__Exercise description__: Using the word "student" as the filter, copy each matching line from the records.

__Data records__:
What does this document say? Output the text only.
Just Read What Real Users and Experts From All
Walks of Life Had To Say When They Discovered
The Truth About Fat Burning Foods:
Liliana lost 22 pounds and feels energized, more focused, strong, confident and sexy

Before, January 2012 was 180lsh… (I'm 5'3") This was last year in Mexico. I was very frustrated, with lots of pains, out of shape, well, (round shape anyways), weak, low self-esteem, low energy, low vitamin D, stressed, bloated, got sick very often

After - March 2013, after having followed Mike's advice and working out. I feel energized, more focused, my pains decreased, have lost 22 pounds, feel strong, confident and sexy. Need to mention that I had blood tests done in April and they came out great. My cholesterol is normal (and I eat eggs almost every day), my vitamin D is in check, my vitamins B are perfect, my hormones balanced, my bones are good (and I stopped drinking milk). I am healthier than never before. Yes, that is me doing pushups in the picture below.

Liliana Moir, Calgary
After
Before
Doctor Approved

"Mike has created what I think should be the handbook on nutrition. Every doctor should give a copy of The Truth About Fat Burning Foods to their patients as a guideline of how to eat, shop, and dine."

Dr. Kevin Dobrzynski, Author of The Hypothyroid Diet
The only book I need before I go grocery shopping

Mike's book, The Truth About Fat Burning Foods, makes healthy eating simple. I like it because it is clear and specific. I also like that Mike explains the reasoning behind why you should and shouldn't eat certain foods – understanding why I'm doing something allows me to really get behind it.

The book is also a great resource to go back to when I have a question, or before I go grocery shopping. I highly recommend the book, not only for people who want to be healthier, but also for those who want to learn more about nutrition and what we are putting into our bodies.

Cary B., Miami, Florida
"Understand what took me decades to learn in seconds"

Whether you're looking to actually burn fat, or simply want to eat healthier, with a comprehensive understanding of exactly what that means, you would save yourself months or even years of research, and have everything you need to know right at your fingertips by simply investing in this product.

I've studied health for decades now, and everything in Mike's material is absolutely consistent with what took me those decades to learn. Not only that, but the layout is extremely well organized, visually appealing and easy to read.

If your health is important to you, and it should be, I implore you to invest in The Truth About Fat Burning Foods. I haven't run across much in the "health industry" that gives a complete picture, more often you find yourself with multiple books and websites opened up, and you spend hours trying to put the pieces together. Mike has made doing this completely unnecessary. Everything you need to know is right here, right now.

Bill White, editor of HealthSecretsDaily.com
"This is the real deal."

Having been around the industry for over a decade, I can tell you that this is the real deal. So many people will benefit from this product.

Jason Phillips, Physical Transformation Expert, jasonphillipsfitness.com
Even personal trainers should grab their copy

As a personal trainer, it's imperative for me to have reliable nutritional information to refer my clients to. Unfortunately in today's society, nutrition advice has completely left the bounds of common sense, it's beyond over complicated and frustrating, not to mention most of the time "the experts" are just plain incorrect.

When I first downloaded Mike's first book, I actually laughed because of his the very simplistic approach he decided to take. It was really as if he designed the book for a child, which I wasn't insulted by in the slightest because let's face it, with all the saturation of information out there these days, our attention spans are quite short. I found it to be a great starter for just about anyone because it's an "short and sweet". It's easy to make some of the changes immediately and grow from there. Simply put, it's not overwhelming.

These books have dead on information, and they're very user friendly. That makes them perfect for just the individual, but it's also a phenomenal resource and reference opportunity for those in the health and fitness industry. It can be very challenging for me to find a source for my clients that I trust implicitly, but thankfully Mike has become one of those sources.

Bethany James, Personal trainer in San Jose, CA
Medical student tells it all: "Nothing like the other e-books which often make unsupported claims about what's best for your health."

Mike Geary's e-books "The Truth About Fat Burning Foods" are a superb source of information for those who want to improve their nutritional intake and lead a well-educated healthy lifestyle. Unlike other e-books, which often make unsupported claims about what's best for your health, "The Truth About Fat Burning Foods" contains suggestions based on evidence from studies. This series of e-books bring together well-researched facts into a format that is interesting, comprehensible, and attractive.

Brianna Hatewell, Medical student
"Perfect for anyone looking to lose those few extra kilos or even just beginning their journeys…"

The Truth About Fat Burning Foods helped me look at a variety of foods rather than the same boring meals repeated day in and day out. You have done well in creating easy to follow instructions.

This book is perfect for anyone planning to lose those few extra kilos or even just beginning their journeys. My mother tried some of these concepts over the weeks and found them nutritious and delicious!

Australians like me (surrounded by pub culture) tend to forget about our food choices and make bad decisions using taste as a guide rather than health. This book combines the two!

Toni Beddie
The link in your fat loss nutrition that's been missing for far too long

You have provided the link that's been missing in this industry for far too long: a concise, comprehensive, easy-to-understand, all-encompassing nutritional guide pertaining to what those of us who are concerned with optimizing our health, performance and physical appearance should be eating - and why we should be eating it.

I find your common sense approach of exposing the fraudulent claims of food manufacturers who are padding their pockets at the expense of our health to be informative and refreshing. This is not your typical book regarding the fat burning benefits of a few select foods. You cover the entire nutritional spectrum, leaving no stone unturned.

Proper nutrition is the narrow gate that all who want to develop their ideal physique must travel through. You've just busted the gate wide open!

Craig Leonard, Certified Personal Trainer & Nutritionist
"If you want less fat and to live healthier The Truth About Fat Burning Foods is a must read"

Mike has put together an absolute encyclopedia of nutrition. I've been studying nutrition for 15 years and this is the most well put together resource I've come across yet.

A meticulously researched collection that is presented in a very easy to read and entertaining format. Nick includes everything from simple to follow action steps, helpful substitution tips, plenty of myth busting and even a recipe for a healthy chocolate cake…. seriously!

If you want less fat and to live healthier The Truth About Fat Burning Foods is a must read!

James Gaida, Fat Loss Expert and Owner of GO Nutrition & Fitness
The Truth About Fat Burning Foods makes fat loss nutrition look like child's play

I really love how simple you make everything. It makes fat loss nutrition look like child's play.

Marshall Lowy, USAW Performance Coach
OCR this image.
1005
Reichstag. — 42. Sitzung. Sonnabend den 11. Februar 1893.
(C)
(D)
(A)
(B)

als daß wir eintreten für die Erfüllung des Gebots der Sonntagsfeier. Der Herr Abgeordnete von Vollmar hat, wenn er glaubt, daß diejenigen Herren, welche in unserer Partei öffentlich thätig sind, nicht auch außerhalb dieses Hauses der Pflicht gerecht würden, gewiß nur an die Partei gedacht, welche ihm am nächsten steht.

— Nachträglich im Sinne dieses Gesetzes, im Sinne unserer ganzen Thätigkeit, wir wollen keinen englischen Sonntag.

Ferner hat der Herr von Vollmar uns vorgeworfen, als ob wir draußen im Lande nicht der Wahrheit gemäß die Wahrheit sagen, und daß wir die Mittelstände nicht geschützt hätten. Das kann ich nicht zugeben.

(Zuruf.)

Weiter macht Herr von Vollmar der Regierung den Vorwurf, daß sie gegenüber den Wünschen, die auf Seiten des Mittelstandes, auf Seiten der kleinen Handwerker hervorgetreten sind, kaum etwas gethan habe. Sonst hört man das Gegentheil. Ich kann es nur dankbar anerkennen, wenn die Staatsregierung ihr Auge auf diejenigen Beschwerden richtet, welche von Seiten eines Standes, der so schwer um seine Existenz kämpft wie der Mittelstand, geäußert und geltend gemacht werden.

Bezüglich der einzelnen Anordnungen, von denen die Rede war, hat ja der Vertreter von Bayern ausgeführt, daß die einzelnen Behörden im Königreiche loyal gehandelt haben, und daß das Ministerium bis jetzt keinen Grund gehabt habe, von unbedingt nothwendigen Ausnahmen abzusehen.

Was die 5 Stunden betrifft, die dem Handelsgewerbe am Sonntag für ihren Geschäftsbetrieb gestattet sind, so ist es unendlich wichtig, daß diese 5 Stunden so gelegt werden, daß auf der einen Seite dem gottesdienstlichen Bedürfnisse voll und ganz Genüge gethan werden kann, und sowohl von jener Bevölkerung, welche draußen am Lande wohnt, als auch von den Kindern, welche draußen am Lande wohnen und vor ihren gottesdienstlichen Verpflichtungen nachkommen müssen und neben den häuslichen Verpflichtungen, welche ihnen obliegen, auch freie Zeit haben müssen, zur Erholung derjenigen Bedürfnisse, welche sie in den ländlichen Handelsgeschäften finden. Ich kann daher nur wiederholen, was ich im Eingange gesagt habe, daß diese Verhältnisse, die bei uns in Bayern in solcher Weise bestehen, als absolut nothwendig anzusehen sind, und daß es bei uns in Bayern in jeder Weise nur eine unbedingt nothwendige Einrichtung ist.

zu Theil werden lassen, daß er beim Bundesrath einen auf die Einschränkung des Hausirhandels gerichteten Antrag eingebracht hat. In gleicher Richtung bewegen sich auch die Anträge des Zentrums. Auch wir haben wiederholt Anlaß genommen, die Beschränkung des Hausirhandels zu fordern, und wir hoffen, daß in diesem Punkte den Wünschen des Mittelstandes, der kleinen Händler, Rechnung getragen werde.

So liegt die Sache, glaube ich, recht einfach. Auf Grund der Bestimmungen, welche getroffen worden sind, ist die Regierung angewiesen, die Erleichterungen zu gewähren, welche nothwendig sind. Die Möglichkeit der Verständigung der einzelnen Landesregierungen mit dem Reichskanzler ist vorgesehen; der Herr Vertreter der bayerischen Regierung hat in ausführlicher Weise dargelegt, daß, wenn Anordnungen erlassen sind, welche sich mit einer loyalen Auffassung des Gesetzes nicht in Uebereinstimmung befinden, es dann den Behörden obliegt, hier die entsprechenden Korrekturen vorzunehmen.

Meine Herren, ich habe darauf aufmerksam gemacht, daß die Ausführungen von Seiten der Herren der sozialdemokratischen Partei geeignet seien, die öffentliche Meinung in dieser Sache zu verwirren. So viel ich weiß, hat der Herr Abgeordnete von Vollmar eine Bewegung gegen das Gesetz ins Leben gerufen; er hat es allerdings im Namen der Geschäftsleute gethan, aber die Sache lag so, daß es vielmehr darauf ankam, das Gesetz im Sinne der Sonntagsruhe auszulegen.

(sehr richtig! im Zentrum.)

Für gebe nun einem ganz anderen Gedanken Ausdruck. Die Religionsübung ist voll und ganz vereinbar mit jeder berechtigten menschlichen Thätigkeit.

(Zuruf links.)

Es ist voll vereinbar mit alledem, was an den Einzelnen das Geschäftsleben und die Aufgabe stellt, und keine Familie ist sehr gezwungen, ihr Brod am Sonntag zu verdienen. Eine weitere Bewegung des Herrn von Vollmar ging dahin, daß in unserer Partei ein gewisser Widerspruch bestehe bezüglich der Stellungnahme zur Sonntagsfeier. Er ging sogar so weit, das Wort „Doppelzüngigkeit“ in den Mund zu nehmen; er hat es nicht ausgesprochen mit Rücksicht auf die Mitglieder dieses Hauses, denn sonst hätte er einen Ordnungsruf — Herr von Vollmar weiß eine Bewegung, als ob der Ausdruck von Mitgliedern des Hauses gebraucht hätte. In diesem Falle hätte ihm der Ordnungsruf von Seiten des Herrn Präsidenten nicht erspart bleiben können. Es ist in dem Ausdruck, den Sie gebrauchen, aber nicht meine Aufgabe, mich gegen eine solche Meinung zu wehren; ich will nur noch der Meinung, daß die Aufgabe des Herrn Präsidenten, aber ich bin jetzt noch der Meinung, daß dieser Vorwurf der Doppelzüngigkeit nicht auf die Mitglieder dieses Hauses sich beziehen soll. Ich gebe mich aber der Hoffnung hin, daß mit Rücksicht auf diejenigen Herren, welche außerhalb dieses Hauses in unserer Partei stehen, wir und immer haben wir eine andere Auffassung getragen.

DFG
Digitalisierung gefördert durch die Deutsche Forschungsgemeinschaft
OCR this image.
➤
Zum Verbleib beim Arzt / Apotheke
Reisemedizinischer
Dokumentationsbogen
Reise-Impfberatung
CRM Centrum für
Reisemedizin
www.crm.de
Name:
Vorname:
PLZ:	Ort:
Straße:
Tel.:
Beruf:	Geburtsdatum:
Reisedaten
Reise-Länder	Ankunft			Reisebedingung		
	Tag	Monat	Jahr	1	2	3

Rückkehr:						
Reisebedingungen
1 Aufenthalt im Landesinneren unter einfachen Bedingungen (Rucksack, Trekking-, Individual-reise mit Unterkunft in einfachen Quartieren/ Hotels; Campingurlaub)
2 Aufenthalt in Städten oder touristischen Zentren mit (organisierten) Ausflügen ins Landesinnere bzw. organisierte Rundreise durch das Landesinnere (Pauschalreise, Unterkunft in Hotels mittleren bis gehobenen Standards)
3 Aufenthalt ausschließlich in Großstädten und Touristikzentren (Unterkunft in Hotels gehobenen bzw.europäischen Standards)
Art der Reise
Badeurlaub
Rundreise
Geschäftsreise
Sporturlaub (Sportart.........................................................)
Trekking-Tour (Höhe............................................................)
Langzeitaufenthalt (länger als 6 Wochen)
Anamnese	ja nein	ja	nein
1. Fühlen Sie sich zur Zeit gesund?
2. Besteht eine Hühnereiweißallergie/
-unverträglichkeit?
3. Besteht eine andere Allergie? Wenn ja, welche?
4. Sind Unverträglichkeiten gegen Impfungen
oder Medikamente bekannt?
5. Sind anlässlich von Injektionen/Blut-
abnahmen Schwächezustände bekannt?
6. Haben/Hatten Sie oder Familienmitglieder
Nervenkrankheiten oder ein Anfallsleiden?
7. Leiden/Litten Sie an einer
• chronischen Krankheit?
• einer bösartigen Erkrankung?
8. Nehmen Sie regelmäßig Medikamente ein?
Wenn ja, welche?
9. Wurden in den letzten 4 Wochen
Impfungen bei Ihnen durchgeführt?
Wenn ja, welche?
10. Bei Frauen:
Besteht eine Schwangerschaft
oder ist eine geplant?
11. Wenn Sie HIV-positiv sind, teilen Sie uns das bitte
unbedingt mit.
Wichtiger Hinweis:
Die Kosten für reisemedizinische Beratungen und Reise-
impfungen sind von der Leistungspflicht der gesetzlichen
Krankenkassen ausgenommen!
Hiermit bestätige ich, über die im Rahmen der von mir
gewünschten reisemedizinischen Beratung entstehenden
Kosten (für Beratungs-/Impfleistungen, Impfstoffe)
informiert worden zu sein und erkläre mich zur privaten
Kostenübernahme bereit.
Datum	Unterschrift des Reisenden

__Exercise output__:
Medical student tells it all: "Nothing like the other e-books which often make unsupported claims about what's best for your health."
Brianna Hatewell, Medical student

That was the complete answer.